Will you extract the entries word for word? Images should not appear in the copy.

*-*-*

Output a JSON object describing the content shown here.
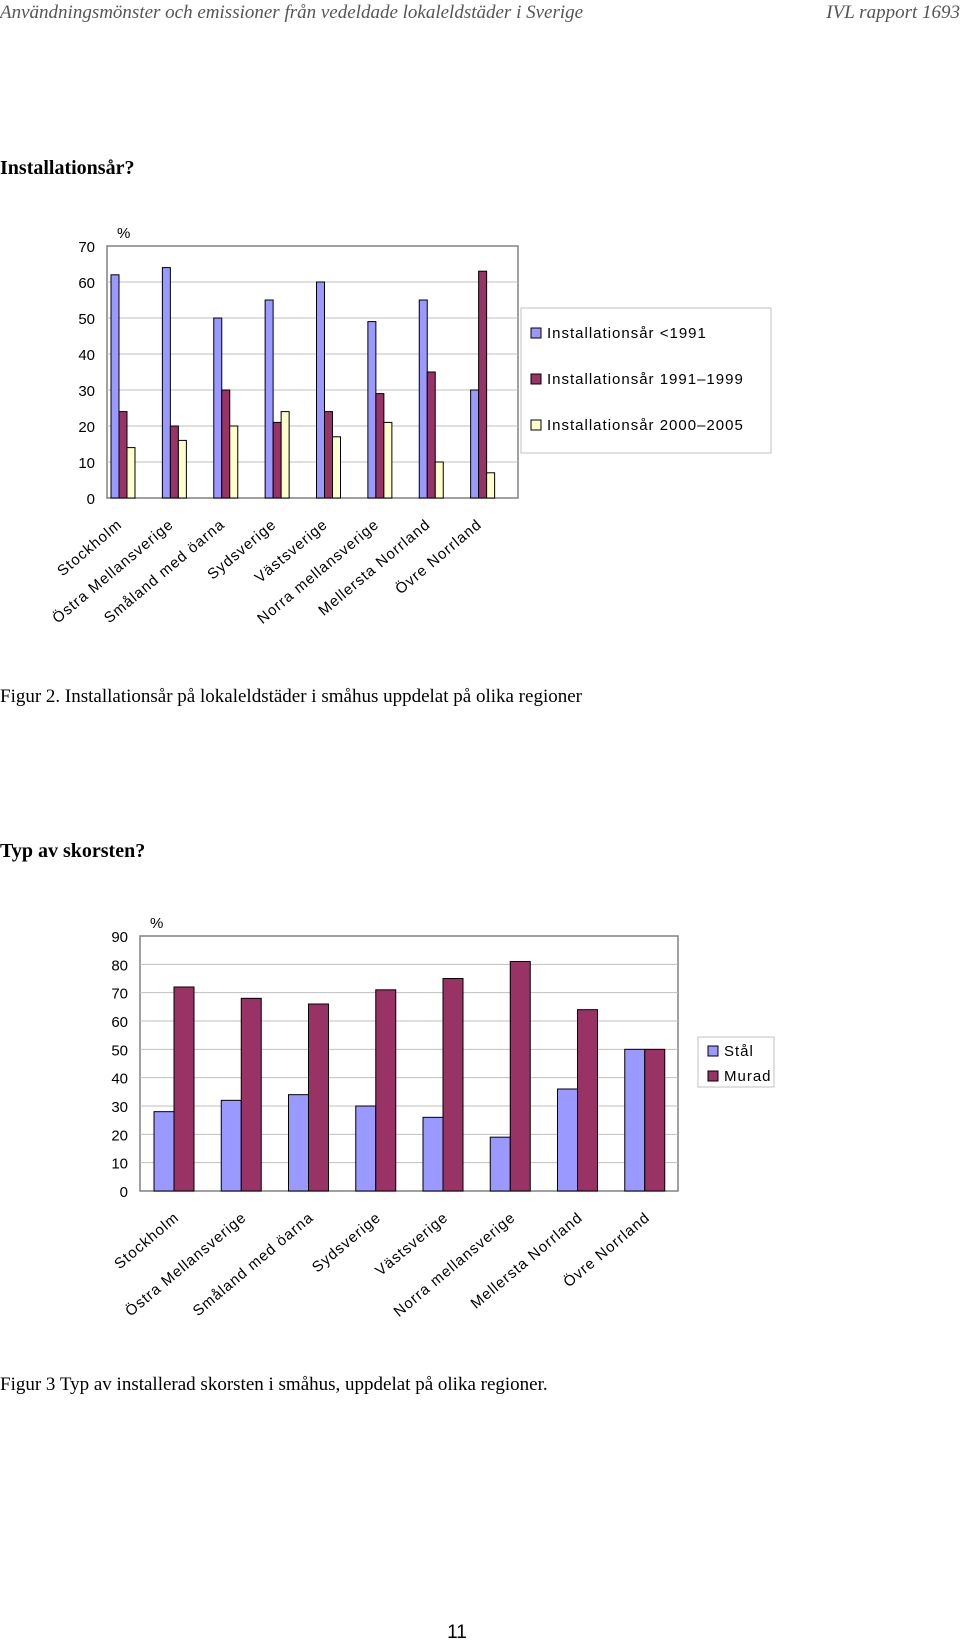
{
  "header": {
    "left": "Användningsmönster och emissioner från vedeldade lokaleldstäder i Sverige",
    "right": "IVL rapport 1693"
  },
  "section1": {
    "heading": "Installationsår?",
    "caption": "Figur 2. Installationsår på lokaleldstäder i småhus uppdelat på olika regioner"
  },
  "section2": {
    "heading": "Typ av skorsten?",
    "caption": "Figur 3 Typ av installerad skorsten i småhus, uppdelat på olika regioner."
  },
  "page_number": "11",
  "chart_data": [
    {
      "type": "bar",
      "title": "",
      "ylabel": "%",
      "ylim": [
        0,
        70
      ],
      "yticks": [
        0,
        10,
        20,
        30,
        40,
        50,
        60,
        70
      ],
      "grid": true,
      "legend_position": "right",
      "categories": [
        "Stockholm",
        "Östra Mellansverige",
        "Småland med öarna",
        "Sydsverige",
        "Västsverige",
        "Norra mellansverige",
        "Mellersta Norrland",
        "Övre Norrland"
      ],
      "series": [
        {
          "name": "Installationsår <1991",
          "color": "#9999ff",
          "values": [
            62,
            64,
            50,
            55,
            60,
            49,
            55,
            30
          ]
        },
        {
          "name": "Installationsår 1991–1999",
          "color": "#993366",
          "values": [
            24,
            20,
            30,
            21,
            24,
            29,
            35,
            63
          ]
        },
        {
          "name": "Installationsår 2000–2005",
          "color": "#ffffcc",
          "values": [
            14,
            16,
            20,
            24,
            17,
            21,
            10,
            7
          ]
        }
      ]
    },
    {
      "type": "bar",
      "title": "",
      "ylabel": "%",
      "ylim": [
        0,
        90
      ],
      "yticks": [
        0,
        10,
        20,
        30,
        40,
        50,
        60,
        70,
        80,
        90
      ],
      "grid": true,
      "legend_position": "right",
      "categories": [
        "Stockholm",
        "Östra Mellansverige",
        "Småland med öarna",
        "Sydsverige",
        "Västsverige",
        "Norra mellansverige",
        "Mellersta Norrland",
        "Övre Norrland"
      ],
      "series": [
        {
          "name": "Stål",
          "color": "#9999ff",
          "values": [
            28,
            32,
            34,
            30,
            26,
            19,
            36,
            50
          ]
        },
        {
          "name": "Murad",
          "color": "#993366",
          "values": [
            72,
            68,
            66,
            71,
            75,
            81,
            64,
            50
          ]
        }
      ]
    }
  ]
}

*-*-*

* **Reply**
Output a JSON object describing the content shown here.
{
  "header": {
    "left": "Användningsmönster och emissioner från vedeldade lokaleldstäder i Sverige",
    "right": "IVL rapport 1693"
  },
  "section1": {
    "heading": "Installationsår?",
    "caption": "Figur 2. Installationsår på lokaleldstäder i småhus uppdelat på olika regioner"
  },
  "section2": {
    "heading": "Typ av skorsten?",
    "caption": "Figur 3 Typ av installerad skorsten i småhus, uppdelat på olika regioner."
  },
  "page_number": "11",
  "chart_data": [
    {
      "type": "bar",
      "title": "",
      "ylabel": "%",
      "ylim": [
        0,
        70
      ],
      "yticks": [
        0,
        10,
        20,
        30,
        40,
        50,
        60,
        70
      ],
      "grid": true,
      "legend_position": "right",
      "categories": [
        "Stockholm",
        "Östra Mellansverige",
        "Småland med öarna",
        "Sydsverige",
        "Västsverige",
        "Norra mellansverige",
        "Mellersta Norrland",
        "Övre Norrland"
      ],
      "series": [
        {
          "name": "Installationsår <1991",
          "color": "#9999ff",
          "values": [
            62,
            64,
            50,
            55,
            60,
            49,
            55,
            30
          ]
        },
        {
          "name": "Installationsår 1991–1999",
          "color": "#993366",
          "values": [
            24,
            20,
            30,
            21,
            24,
            29,
            35,
            63
          ]
        },
        {
          "name": "Installationsår 2000–2005",
          "color": "#ffffcc",
          "values": [
            14,
            16,
            20,
            24,
            17,
            21,
            10,
            7
          ]
        }
      ]
    },
    {
      "type": "bar",
      "title": "",
      "ylabel": "%",
      "ylim": [
        0,
        90
      ],
      "yticks": [
        0,
        10,
        20,
        30,
        40,
        50,
        60,
        70,
        80,
        90
      ],
      "grid": true,
      "legend_position": "right",
      "categories": [
        "Stockholm",
        "Östra Mellansverige",
        "Småland med öarna",
        "Sydsverige",
        "Västsverige",
        "Norra mellansverige",
        "Mellersta Norrland",
        "Övre Norrland"
      ],
      "series": [
        {
          "name": "Stål",
          "color": "#9999ff",
          "values": [
            28,
            32,
            34,
            30,
            26,
            19,
            36,
            50
          ]
        },
        {
          "name": "Murad",
          "color": "#993366",
          "values": [
            72,
            68,
            66,
            71,
            75,
            81,
            64,
            50
          ]
        }
      ]
    }
  ]
}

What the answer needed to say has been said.